Your objective: Restate the full listing word for word and leave the pictures out.

Saved entries:

• • • • • • •

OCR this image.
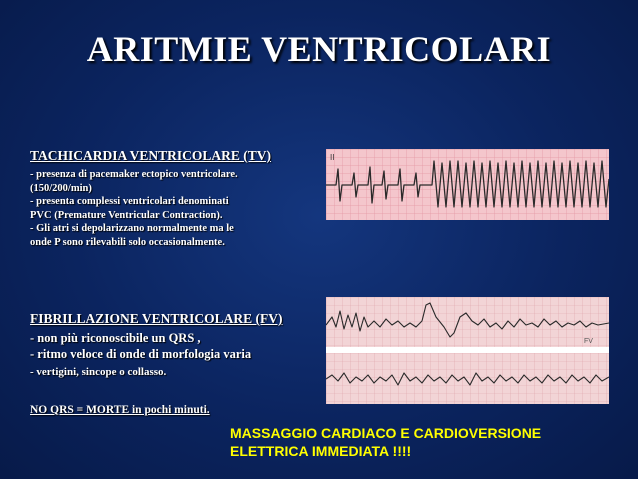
ARITMIE VENTRICOLARI
TACHICARDIA VENTRICOLARE (TV)
- presenza di pacemaker ectopico ventricolare.
(150/200/min)
- presenta complessi ventricolari denominati
PVC (Premature Ventricular Contraction).
- Gli atri si depolarizzano normalmente ma le
onde P sono rilevabili solo occasionalmente.
II
FIBRILLAZIONE VENTRICOLARE (FV)
- non più riconoscibile un QRS ,
- ritmo veloce di onde di morfologia varia
- vertigini, sincope o collasso.
NO QRS = MORTE in pochi minuti.
FV
MASSAGGIO CARDIACO E CARDIOVERSIONE
ELETTRICA IMMEDIATA !!!!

• • • • • • •

The answer:
OCR this image.
ARITMIE VENTRICOLARI
TACHICARDIA VENTRICOLARE (TV)
- presenza di pacemaker ectopico ventricolare.
(150/200/min)
- presenta complessi ventricolari denominati
PVC (Premature Ventricular Contraction).
- Gli atri si depolarizzano normalmente ma le
onde P sono rilevabili solo occasionalmente.
II
FIBRILLAZIONE VENTRICOLARE (FV)
- non più riconoscibile un QRS ,
- ritmo veloce di onde di morfologia varia
- vertigini, sincope o collasso.
NO QRS = MORTE in pochi minuti.
FV
MASSAGGIO CARDIACO E CARDIOVERSIONE
ELETTRICA IMMEDIATA !!!!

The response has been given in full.